[Records from a collection]
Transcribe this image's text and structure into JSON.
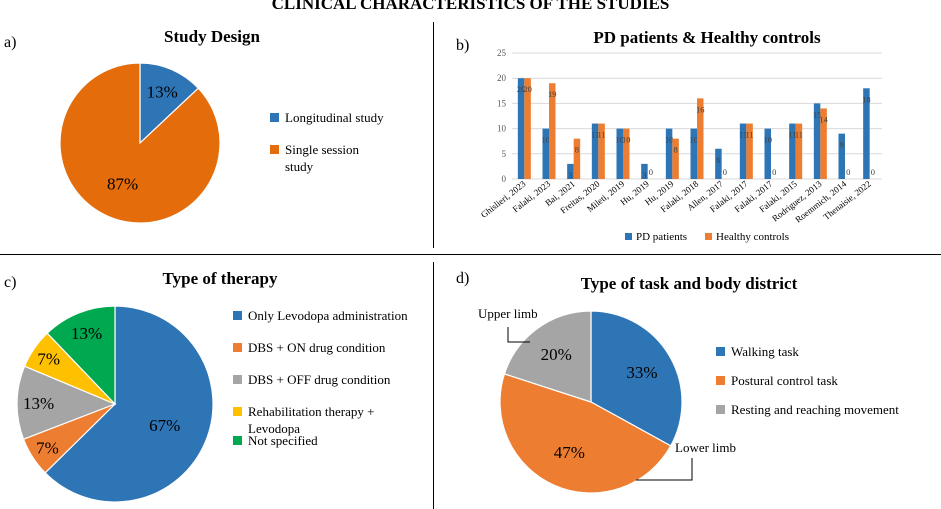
{
  "title": "CLINICAL CHARACTERISTICS OF THE STUDIES",
  "colors": {
    "blue": "#2e75b6",
    "orange": "#ed7d31",
    "darkorange": "#e46c0a",
    "lightorange": "#f08c45",
    "gray": "#a5a5a5",
    "yellow": "#ffc000",
    "green": "#00a84f",
    "axis": "#d9d9d9",
    "tick": "#595959"
  },
  "chart_data": [
    {
      "panel": "a)",
      "type": "pie",
      "title": "Study Design",
      "labels": [
        "Longitudinal study",
        "Single session study"
      ],
      "values": [
        13,
        87
      ],
      "value_labels": [
        "13%",
        "87%"
      ]
    },
    {
      "panel": "b)",
      "type": "bar",
      "title": "PD patients & Healthy controls",
      "categories": [
        "Ghislieri, 2023",
        "Falaki, 2023",
        "Bai, 2021",
        "Freitas, 2020",
        "Mileti, 2019",
        "Hu, 2019",
        "Hu, 2019",
        "Falaki, 2018",
        "Allen, 2017",
        "Falaki, 2017",
        "Falaki, 2017",
        "Falaki, 2015",
        "Rodriguez, 2013",
        "Roemmich, 2014",
        "Thenaisie, 2022"
      ],
      "series": [
        {
          "name": "PD patients",
          "values": [
            20,
            10,
            3,
            11,
            10,
            3,
            10,
            10,
            6,
            11,
            10,
            11,
            15,
            9,
            18
          ]
        },
        {
          "name": "Healthy controls",
          "values": [
            20,
            19,
            8,
            11,
            10,
            0,
            8,
            16,
            0,
            11,
            0,
            11,
            14,
            0,
            0
          ]
        }
      ],
      "ylim": [
        0,
        25
      ],
      "yticks": [
        0,
        5,
        10,
        15,
        20,
        25
      ],
      "legend": "bottom"
    },
    {
      "panel": "c)",
      "type": "pie",
      "title": "Type of therapy",
      "labels": [
        "Only Levodopa administration",
        "DBS + ON drug condition",
        "DBS + OFF drug condition",
        "Rehabilitation therapy + Levodopa",
        "Not specified"
      ],
      "values": [
        67,
        7,
        13,
        7,
        13
      ],
      "value_labels": [
        "67%",
        "7%",
        "13%",
        "7%",
        "13%"
      ]
    },
    {
      "panel": "d)",
      "type": "pie",
      "title": "Type of task and body district",
      "labels": [
        "Walking task",
        "Postural control task",
        "Resting and reaching movement"
      ],
      "values": [
        33,
        47,
        20
      ],
      "value_labels": [
        "33%",
        "47%",
        "20%"
      ],
      "annotations": [
        "Upper limb",
        "Lower limb"
      ]
    }
  ]
}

ABOUT THIS TASK
How many lines in the entries contain the string "therapy"? Give the number only.

ANSWER TO THIS EXERCISE
2